» Exercise prompt: Determine the number of lines where "constraints" occurs and reply with that number by itself.

[begin Stored data]

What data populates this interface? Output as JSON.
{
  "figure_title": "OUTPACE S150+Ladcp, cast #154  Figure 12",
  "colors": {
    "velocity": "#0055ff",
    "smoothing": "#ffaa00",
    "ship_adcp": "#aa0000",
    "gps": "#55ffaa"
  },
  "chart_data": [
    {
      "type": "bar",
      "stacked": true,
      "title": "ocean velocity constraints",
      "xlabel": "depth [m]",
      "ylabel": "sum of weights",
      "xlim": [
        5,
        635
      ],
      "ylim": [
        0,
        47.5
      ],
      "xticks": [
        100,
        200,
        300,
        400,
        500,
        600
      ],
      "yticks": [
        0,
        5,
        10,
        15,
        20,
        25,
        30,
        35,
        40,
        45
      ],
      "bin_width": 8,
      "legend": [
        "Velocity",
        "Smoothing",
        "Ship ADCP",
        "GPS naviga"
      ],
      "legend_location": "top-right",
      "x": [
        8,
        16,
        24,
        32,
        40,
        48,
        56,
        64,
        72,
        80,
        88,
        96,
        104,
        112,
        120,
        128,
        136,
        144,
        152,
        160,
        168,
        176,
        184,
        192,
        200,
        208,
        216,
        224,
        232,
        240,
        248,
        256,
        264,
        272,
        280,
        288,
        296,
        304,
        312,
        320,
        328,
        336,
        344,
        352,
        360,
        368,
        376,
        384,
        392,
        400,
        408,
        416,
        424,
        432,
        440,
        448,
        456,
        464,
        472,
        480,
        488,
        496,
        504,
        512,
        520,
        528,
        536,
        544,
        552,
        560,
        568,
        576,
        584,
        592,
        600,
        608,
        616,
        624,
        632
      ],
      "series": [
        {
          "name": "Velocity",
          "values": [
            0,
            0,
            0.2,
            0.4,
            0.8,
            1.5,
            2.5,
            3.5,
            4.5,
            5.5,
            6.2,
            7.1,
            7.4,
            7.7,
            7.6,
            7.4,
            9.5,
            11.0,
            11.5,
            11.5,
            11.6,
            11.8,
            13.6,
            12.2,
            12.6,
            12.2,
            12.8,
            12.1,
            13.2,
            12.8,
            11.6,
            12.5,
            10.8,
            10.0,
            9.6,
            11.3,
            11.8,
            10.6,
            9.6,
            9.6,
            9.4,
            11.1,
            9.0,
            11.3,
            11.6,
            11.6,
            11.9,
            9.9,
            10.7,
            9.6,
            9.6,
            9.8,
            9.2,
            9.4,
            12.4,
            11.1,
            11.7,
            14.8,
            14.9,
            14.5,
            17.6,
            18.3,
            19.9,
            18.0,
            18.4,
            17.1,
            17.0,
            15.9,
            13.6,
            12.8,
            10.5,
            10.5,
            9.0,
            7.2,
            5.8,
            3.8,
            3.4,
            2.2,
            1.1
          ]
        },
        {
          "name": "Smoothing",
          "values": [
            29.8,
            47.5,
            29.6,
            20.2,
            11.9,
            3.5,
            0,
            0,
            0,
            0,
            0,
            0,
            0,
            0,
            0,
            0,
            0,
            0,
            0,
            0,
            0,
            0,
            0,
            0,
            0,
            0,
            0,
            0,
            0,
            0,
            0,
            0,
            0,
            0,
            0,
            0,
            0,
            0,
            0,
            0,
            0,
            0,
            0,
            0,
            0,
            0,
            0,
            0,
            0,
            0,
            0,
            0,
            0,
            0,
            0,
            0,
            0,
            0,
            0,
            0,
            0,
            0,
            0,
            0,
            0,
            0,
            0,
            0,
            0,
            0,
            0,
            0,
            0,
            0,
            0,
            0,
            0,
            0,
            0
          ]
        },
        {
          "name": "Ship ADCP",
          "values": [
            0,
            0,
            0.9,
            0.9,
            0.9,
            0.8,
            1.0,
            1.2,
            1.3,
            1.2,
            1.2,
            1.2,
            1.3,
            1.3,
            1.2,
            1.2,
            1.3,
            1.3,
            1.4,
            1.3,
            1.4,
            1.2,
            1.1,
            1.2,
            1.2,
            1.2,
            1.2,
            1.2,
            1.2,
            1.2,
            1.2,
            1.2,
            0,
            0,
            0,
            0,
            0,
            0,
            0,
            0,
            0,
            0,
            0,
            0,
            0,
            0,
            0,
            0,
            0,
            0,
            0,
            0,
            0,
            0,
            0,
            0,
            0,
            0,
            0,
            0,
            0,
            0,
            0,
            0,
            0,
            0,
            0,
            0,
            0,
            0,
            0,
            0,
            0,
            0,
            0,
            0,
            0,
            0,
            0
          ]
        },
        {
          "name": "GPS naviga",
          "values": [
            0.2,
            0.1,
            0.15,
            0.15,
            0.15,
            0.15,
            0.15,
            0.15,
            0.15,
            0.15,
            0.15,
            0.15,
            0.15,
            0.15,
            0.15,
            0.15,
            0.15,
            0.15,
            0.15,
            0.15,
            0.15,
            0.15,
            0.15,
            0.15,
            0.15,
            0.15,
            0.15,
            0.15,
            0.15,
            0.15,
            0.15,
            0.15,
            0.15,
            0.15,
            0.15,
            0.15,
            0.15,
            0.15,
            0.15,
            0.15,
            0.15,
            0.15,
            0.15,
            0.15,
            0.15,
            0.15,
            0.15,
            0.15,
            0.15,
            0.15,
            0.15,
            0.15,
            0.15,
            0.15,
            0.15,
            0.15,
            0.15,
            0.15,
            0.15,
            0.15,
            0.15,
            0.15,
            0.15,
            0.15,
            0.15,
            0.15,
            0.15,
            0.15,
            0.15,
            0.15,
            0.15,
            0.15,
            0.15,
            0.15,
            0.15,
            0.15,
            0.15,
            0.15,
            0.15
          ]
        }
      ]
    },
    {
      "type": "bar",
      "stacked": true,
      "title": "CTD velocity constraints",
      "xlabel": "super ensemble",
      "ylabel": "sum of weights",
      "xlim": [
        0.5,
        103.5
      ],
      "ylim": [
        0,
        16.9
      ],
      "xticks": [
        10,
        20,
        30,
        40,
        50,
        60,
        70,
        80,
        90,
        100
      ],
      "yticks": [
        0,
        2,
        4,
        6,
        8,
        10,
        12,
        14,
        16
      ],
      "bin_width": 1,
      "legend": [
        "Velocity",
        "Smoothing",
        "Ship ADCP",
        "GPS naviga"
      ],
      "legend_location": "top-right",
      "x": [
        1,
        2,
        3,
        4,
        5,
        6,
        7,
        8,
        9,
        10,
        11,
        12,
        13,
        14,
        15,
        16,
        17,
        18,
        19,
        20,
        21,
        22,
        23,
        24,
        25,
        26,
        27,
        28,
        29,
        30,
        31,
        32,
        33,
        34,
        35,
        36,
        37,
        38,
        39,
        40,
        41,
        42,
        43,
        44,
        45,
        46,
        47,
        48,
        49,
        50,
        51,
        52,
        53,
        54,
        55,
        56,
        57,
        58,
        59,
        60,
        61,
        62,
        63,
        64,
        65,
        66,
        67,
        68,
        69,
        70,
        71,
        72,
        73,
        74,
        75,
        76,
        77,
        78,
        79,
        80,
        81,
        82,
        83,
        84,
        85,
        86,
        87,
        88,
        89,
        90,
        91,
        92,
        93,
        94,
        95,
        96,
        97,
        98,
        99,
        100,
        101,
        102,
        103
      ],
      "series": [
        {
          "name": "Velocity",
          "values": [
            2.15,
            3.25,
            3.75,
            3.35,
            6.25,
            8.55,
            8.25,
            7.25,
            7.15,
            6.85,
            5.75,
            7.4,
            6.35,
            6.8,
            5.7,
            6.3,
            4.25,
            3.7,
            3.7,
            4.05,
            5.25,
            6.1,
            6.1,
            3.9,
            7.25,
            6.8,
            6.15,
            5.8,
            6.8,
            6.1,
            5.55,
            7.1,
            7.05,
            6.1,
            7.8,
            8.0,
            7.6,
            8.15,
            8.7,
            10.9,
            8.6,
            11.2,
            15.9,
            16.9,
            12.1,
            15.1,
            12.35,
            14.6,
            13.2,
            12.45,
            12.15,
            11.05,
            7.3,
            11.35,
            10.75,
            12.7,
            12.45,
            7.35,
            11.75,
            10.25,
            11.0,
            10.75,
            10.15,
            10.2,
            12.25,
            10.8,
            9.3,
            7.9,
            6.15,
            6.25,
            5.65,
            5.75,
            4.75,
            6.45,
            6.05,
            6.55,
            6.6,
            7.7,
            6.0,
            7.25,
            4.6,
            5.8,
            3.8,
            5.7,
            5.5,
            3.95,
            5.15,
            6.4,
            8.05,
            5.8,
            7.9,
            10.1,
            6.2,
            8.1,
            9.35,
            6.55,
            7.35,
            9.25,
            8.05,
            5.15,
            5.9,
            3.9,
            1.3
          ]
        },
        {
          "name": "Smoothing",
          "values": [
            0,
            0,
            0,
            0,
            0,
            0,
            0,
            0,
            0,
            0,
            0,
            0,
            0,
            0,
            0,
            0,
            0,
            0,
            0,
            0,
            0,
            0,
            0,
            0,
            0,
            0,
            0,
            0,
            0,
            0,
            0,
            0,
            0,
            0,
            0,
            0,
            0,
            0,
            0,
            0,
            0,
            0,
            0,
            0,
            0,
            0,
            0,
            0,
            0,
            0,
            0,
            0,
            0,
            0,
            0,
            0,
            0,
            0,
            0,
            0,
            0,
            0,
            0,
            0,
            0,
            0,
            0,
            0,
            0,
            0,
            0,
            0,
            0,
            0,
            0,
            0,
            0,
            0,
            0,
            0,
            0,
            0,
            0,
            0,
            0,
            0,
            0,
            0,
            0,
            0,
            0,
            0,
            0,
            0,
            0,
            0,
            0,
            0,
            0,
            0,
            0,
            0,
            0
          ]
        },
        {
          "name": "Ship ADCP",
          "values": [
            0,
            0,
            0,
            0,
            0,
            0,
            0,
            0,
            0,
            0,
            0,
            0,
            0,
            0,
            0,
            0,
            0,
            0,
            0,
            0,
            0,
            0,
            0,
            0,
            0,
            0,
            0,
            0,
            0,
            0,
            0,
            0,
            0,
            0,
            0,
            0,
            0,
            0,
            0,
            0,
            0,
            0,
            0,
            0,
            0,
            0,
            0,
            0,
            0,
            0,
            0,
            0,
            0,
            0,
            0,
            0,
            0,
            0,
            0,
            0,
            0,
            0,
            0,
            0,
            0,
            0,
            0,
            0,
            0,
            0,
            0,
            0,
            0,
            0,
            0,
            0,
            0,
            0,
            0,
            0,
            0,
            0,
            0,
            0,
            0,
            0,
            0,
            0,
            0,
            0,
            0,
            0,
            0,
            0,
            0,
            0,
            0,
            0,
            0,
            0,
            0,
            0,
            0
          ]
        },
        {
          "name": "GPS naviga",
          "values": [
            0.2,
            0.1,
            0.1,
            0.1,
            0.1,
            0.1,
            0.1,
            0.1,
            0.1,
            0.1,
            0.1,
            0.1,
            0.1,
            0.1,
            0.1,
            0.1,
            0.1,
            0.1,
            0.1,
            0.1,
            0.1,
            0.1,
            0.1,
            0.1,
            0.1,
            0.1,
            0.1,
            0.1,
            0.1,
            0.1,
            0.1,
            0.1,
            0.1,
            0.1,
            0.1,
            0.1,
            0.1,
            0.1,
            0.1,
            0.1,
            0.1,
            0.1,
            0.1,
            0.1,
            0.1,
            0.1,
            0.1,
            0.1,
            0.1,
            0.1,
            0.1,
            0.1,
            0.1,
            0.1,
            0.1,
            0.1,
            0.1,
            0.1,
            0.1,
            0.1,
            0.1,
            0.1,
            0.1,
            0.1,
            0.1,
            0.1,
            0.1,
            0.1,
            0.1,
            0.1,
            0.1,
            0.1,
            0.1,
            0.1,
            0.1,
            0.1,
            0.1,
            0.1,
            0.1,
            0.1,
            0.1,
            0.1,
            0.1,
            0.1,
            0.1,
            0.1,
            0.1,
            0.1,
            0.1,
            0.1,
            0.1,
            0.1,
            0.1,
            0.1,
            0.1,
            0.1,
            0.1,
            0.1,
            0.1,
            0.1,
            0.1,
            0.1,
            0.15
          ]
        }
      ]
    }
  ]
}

[end Stored data]

» Response: 2